Collect every line below that contains the word "each", matching case exactly.
--- START OF Rows ---
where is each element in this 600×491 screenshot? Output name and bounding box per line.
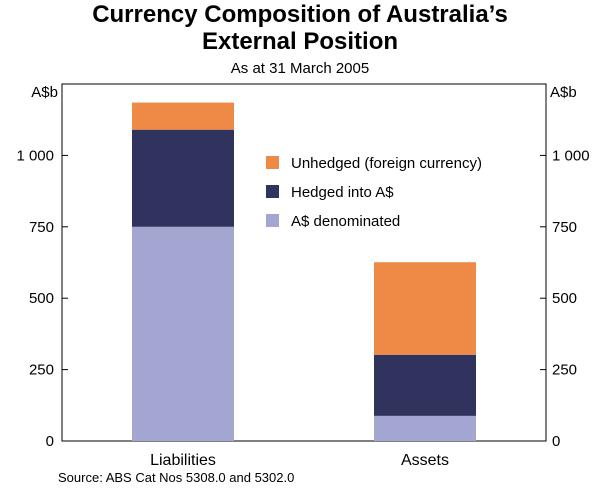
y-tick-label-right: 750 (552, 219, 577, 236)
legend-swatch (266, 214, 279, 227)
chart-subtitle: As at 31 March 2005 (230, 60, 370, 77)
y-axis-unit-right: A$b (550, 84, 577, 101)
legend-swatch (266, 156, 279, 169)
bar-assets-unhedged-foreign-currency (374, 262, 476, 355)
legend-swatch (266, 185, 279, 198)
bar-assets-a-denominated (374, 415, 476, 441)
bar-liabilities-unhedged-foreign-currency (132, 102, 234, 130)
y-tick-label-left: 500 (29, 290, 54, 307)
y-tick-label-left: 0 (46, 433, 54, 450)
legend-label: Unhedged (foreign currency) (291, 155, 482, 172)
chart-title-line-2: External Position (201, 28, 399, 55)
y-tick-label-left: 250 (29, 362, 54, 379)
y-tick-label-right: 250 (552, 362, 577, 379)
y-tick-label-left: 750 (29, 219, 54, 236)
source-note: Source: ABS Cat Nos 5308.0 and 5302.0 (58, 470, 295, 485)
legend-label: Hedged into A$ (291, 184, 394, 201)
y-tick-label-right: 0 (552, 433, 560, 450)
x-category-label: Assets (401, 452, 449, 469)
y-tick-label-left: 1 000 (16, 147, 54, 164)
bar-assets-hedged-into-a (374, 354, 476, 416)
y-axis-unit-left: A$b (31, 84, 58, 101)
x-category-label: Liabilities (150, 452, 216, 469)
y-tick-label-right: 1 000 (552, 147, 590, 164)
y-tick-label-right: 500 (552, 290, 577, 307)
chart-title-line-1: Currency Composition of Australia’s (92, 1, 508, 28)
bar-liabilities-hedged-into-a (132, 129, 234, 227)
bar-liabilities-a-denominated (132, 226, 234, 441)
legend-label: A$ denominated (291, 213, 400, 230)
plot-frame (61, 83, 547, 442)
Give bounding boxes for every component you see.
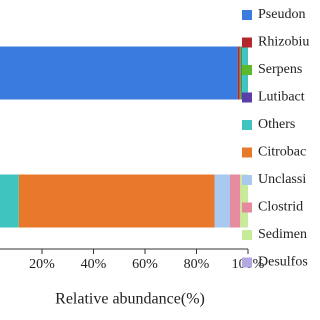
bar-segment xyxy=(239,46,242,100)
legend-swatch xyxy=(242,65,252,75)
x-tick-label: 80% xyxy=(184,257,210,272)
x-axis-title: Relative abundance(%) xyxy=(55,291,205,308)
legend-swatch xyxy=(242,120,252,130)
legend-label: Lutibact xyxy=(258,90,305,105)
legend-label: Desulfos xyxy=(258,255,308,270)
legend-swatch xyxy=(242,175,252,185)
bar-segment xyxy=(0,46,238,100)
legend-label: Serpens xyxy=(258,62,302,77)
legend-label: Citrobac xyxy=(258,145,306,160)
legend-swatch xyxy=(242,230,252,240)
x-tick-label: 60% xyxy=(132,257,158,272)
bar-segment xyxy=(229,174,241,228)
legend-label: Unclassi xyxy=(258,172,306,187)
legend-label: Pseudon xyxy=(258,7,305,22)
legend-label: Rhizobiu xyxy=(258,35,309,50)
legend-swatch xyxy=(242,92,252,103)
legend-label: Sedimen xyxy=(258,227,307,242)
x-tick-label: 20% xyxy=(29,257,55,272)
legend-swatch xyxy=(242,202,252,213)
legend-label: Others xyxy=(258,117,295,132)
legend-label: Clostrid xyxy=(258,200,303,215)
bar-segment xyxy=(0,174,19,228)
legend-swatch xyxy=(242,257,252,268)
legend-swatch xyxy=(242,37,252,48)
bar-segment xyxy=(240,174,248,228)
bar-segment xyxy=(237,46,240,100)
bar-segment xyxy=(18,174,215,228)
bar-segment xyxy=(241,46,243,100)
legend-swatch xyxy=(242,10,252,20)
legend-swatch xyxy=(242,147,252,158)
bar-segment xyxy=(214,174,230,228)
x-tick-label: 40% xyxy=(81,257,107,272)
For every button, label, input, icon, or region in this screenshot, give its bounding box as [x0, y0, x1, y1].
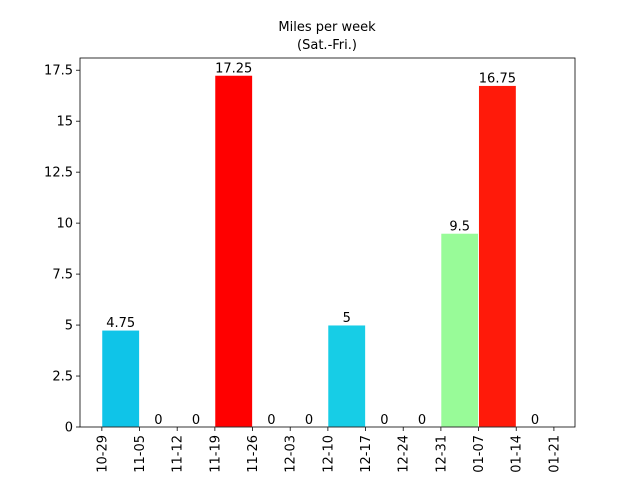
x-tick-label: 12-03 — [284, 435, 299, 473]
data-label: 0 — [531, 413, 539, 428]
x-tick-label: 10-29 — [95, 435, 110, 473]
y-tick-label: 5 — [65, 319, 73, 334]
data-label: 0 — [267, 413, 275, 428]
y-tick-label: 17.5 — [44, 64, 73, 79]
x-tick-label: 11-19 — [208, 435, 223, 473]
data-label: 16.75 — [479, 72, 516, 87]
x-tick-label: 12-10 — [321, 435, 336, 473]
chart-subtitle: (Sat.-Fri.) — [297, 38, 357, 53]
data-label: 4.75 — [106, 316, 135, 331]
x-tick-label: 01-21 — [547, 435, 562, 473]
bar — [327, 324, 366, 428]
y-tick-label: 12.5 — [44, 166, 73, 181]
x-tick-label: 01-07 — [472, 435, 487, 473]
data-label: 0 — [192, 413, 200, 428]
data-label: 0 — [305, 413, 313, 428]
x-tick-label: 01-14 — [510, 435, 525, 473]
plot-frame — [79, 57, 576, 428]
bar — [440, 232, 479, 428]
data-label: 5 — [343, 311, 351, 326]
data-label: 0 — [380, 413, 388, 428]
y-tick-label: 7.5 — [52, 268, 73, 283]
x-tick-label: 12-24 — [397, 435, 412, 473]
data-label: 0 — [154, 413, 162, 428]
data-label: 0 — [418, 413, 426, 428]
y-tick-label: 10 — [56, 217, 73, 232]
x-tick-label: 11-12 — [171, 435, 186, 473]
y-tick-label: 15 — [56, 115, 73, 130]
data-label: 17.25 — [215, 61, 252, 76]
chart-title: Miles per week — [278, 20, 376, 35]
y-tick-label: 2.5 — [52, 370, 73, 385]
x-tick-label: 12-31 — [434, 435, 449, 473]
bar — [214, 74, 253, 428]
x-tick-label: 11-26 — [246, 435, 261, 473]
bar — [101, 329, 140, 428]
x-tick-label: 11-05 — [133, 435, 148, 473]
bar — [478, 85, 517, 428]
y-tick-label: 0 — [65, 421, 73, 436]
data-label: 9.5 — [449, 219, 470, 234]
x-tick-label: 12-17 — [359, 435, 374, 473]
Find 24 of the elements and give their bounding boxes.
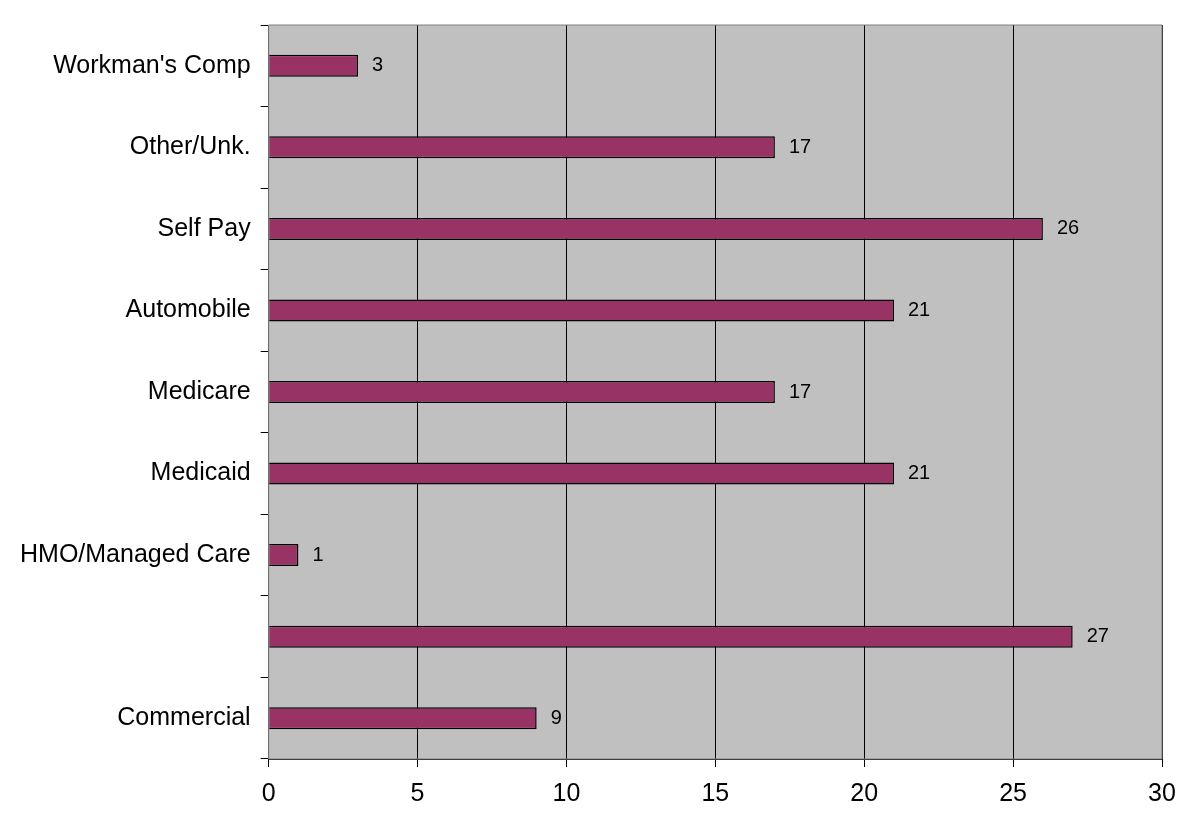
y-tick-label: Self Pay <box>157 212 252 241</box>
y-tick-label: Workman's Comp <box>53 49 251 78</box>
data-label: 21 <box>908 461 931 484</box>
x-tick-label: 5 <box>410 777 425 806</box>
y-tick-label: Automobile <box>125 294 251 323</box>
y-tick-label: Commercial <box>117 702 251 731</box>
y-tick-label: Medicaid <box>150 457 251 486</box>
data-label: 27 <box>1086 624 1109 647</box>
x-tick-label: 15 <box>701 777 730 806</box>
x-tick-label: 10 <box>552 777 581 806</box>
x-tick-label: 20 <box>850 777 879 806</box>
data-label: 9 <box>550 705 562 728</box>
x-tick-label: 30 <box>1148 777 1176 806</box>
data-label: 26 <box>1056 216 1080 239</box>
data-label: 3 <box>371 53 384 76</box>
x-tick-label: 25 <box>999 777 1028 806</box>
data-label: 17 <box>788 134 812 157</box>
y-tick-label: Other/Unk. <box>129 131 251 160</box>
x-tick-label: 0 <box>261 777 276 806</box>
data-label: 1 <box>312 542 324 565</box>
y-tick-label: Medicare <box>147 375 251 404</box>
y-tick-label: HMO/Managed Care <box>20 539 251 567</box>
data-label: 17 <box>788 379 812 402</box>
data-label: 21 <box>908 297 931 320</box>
--- END OF Rows ---
--- START OF Rows ---
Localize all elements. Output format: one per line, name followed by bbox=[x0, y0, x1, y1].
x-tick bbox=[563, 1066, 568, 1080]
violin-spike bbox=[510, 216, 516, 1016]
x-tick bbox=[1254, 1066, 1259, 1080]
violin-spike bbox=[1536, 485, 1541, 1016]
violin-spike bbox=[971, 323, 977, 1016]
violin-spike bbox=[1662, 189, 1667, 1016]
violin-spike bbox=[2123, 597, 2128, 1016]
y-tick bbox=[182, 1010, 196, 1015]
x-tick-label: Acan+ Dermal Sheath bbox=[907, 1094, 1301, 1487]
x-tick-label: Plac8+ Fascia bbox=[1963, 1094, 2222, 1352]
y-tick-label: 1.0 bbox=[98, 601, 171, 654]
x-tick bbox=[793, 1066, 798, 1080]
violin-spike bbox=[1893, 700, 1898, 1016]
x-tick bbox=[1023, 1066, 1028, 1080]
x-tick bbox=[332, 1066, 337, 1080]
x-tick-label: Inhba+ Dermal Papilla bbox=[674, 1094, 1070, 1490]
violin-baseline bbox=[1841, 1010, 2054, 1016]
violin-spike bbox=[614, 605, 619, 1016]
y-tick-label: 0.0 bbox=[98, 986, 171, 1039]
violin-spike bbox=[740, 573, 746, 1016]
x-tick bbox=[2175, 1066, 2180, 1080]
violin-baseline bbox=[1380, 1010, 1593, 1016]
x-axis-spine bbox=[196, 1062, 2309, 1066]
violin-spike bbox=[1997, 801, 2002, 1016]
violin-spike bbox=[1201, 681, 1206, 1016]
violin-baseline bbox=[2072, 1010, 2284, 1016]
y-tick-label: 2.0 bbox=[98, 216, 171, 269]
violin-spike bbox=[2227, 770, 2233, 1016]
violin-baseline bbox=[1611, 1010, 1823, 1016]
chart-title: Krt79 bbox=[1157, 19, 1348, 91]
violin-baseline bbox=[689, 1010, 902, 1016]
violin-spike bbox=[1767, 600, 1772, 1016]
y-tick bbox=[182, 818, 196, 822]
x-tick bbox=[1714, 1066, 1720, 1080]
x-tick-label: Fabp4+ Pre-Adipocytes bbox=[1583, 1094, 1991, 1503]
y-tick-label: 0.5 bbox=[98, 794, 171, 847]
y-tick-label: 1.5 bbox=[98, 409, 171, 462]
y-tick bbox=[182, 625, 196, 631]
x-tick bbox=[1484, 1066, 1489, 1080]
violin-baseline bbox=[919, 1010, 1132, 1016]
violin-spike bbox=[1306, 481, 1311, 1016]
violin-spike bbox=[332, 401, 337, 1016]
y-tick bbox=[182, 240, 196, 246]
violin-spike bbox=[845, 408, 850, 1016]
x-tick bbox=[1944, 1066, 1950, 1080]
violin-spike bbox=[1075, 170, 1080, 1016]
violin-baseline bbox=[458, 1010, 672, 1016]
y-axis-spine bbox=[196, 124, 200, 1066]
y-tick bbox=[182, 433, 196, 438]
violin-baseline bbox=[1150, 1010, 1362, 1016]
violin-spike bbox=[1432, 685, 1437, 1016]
--- END OF Rows ---
--- START OF Rows ---
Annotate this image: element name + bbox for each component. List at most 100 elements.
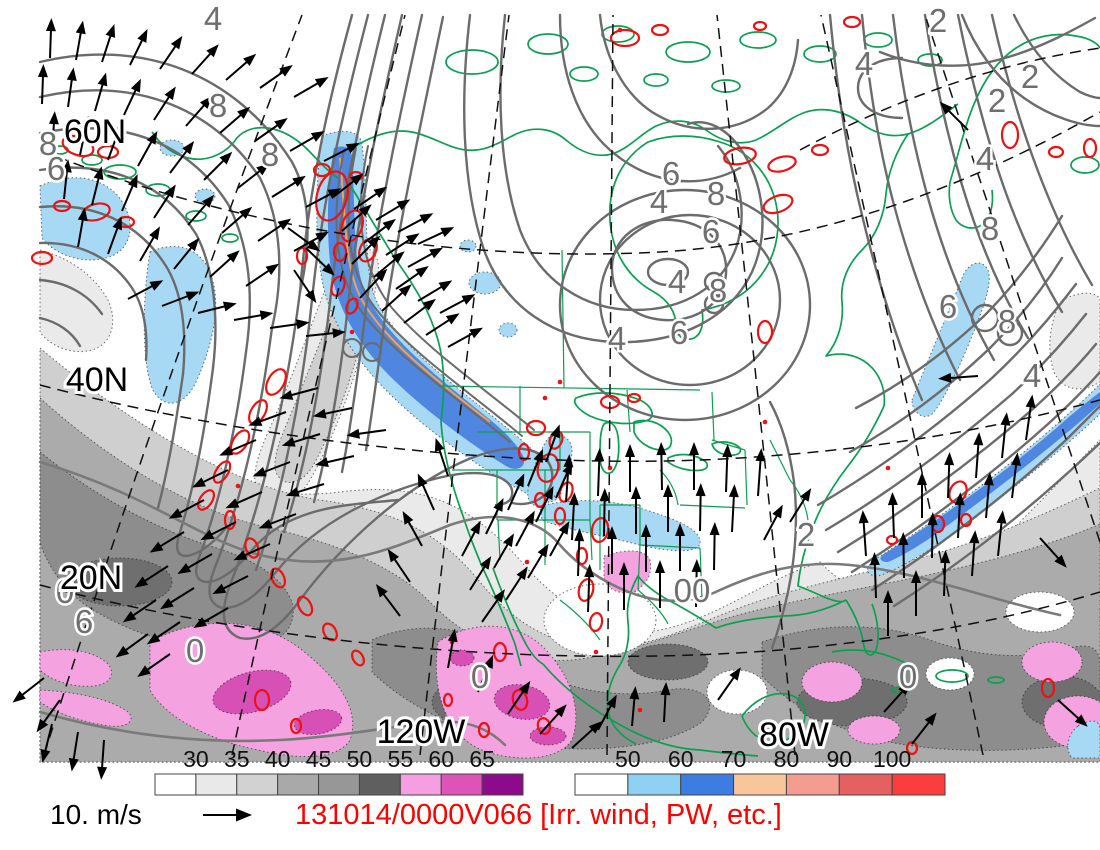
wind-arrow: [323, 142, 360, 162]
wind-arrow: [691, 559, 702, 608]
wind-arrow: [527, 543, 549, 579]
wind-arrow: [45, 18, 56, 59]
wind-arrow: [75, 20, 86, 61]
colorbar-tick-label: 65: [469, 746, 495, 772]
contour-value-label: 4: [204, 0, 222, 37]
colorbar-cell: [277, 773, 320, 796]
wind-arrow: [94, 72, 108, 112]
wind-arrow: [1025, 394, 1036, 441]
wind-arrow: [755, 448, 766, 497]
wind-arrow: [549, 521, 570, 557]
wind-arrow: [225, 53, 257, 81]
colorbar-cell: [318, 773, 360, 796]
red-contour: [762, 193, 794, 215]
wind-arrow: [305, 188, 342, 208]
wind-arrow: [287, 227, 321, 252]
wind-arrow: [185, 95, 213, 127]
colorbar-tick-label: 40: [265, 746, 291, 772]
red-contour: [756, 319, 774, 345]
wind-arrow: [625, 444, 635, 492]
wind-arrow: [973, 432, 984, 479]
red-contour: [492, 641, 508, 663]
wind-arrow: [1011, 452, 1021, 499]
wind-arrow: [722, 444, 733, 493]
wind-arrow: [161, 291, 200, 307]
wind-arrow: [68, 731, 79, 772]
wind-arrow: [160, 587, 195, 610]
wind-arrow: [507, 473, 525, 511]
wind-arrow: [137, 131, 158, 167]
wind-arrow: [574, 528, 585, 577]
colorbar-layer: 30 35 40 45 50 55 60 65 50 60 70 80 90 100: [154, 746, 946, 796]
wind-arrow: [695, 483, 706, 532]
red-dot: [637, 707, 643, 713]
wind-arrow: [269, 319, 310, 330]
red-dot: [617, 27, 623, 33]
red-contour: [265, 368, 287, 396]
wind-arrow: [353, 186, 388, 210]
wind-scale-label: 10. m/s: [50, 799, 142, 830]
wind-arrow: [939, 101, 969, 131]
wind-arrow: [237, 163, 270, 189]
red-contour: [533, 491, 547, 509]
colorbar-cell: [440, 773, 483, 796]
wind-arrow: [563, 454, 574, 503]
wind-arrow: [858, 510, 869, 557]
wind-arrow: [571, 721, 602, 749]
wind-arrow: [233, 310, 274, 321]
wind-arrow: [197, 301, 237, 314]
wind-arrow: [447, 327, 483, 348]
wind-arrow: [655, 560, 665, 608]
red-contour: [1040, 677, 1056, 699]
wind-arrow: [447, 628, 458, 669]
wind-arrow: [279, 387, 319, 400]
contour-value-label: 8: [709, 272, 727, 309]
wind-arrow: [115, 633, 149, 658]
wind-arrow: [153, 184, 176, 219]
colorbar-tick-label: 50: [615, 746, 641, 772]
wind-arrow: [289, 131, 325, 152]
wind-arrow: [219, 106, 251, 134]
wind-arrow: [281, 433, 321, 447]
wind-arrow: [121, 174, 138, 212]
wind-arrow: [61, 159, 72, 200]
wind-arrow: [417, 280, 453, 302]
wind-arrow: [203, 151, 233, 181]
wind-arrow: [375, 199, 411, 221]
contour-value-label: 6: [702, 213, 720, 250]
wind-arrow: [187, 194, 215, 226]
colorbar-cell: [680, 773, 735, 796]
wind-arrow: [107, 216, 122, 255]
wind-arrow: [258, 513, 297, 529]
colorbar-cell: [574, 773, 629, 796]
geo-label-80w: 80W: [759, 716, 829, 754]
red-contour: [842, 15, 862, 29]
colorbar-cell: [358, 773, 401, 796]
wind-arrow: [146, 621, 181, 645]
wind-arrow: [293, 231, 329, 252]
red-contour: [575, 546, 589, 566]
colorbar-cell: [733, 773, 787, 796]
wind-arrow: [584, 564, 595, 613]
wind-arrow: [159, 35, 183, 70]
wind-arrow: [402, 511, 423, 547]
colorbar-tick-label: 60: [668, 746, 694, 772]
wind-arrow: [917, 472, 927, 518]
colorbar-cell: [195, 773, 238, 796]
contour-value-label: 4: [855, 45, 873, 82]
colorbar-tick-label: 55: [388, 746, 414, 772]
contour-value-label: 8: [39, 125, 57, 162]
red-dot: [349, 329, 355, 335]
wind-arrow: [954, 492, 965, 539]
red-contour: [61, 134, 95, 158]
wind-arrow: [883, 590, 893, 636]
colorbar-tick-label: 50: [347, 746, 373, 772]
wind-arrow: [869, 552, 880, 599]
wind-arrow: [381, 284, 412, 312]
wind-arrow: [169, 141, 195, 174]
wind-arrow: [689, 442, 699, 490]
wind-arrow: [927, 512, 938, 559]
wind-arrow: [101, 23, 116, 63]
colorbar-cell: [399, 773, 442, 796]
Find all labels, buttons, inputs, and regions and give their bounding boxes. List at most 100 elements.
--- END OF Rows ---
• Exercise output:
where is each element in this 600×491 screenshot? Output name and bounding box per line.
Annotate this image: element name + bbox for each component. List at most 100 elements.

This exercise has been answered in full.